Source extract =
========
Adblock Config Options

  • Usually the auto pre-configured adblock setup works quite well and no manual overrides are needed
Option Default Description/Valid Values
adb_enabled 1, enabled set to 0 to disable the adblock service
adb_srcarc -, /etc/adblock/adblock.sources.gz full path to the used adblock source archive
adb_srcfile -, /tmp/adb_sources.json full path to the used adblock source file, which has a higher precedence than the archive file
adb_dns -, auto-detected 'dnsmasq', 'unbound', 'named', 'kresd' or 'raw'
adb_fetchutil -, auto-detected 'uclient-fetch', 'wget', 'curl' or 'aria2c'
adb_fetchparm -, auto-detected config options for the selected download utility, e.g. to disable the certificate check
adb_trigger -, not set trigger network interface or 'not set' to use a time-based startup
adb_triggerdelay 2 additional trigger delay in seconds before adblock processing begins
adb_debug 0, disabled set to 1 to enable the debug output
adb_nice 0, standard prio. valid nice level range 0-19 of the adblock processes
adb_forcedns 0, disabled set to 1 to force DNS requests to the local resolver
adb_maxqueue 4 size of the download queue to handle downloads & list processing in parallel
adb_dnsdir -, auto-detected path for the generated blocklist file 'adb_list.overall'
adb_dnstimeout 10 timeout in seconds to wait for a successful DNS backend restart
adb_dnsinstance 0, first instance set to the relevant dns backend instance used by adblock (dnsmasq only)
adb_dnsflush 0, disabled set to 1 to flush the DNS Cache before & after adblock processing
adb_dnsinotify -, not set set to 1 to prevent adblock triggered restarts for DNS backends with autoload functions
adb_dnsallow -, not set set to 1 to disable selective DNS whitelisting (RPZ-PASSTHRU)
========
[Data for recognizing document structure]
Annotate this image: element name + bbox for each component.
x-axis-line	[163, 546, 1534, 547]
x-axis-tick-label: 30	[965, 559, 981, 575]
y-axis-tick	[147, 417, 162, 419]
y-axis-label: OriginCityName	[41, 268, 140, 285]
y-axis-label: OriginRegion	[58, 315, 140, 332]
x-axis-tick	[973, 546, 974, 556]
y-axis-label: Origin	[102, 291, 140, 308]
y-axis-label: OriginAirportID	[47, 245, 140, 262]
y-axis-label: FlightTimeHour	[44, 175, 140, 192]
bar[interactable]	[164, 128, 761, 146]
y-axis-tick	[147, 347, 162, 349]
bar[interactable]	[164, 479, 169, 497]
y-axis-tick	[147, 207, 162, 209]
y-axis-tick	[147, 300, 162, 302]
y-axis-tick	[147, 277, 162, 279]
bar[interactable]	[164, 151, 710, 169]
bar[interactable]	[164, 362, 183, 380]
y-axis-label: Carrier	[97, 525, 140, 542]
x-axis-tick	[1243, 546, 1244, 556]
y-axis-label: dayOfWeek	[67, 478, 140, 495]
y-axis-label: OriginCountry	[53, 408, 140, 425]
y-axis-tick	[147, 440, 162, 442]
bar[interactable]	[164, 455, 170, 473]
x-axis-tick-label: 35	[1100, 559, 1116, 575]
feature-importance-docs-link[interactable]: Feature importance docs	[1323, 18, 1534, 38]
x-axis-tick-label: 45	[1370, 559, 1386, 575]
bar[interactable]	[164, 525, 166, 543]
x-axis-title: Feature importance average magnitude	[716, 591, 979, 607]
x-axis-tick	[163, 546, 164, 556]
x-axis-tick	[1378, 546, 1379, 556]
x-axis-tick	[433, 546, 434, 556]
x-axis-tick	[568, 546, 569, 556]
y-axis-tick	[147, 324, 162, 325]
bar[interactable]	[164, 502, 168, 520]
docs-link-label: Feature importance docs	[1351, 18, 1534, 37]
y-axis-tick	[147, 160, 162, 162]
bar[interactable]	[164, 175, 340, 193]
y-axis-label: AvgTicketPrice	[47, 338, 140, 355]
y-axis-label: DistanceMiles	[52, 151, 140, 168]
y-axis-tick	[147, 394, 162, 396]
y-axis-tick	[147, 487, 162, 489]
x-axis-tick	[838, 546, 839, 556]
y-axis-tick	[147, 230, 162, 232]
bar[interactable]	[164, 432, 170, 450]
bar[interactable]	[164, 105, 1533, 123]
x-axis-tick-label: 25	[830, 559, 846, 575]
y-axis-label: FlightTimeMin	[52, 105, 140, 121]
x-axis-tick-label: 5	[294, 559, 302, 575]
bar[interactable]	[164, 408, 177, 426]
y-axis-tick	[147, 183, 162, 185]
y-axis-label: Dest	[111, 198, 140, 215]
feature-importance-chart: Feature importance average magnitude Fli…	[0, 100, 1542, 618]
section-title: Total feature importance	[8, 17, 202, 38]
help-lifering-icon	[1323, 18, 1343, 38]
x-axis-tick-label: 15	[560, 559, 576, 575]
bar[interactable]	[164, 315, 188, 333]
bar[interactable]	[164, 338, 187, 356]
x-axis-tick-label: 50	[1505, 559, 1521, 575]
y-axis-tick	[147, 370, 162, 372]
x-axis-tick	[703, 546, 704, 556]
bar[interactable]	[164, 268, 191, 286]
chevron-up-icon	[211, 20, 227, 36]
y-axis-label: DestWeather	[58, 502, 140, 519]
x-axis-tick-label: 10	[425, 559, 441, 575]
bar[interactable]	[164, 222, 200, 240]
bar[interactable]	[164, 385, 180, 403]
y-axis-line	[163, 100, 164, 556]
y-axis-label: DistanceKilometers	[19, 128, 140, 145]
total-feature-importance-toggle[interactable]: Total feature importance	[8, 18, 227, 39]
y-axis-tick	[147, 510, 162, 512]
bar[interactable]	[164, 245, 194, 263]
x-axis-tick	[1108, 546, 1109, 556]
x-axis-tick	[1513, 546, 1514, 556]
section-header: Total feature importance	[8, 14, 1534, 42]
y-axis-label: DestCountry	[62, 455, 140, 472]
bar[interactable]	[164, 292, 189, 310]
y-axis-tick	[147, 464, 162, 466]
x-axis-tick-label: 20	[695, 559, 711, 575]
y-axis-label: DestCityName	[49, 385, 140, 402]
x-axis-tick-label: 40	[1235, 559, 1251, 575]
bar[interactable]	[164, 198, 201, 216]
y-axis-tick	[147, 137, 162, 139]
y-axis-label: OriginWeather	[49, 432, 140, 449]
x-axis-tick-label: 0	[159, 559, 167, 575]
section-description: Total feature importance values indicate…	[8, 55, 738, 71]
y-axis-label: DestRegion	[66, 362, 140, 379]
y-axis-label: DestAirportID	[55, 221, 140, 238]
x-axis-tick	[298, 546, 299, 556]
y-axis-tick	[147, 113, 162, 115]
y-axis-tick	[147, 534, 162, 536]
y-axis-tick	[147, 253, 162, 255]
========
Things to do =
**A)** Rewrite the adblock options table from "adb_dnsflush 0, disabled" up to and including "DNS whitelisting (RPZ-PASSTHRU)", replacing "whitelisting" with "allowlisting".
**B)** Continue the adblock options table from where it stops.
The entries have nothing to do with what comes next.

Answers to this exercise =
**A)**
adb_dnsflush 0, disabled set to 1 to flush the DNS Cache before & after adblock processing
adb_dnsinotify -, not set set to 1 to prevent adblock triggered restarts for DNS backends with autoload functions
adb_dnsallow -, not set set to 1 to disable selective DNS allowlisting (RPZ-PASSTHRU)

**B)**
adb_lookupdomain example.com external domain to check for a successful DNS backend restart or 'false' to disable this check
adb_portlist 53 853 5353 space separated list of firewall ports which should be redirected locally
adb_report 0, disabled set to 1 to enable the background tcpdump gathering process for reporting
adb_reportdir /tmp path for DNS related report files
adb_repiface -, auto-detected name of the reporting interface or 'any' used by tcpdump
adb_replisten 53 space separated list of reporting port(s) used by tcpdump
adb_repchunkcnt 5 report chunk count used by tcpdump
adb_repchunksize 1 report chunk size used by tcpdump in MB
adb_backup 1, enabled set to 0 to disable the backup function
adb_backupdir /tmp path for adblock backups
adb_tmpbase /tmp path for all adblock related runtime operations, e.g. downloading, sorting, merging etc.
adb_safesearch 0, disabled set to 1 to enforce SafeSearch for google, bing, duckduckgo, yandex, youtube and pixabay
adb_safesearchlist -, not set Limit SafeSearch to certain provider (see above)
adb_safesearchmod 0, disabled set to 1 to enable moderate SafeSearch filters for youtube
adb_mail 0, disabled set to 1 to enable notification E-Mails in case of a processing errors
adb_mailreceiver -, not set receiver address for adblock notification E-Mails
adb_mailsender no-reply@adblock sender address for adblock notification E-Mails
adb_mailtopic adblock notification topic for adblock notification E-Mails
adb_mailprofile adb_notify mail profile used in 'msmtp' for adblock notification E-Mails
adb_mailcnt 0 minimum domain count to trigger E-Mail notifications
adb_jail 0 set to 1 to enable the additional, restrictive 'adb_list.jail' creation
adb_jaildir /tmp path for the generated jail list

Examples

Change the DNS backend to 'unbound':
No further configuration is needed, adblock deposits the final blocklist 'adb_list.overall' in '/var/lib/unbound' by default.
To preserve the DNS cache after adblock processing please install the additional package 'unbound-control'.

Change the DNS backend to 'bind':
Adblock deposits the final blocklist 'adb_list.overall' in '/var/lib/bind' by default.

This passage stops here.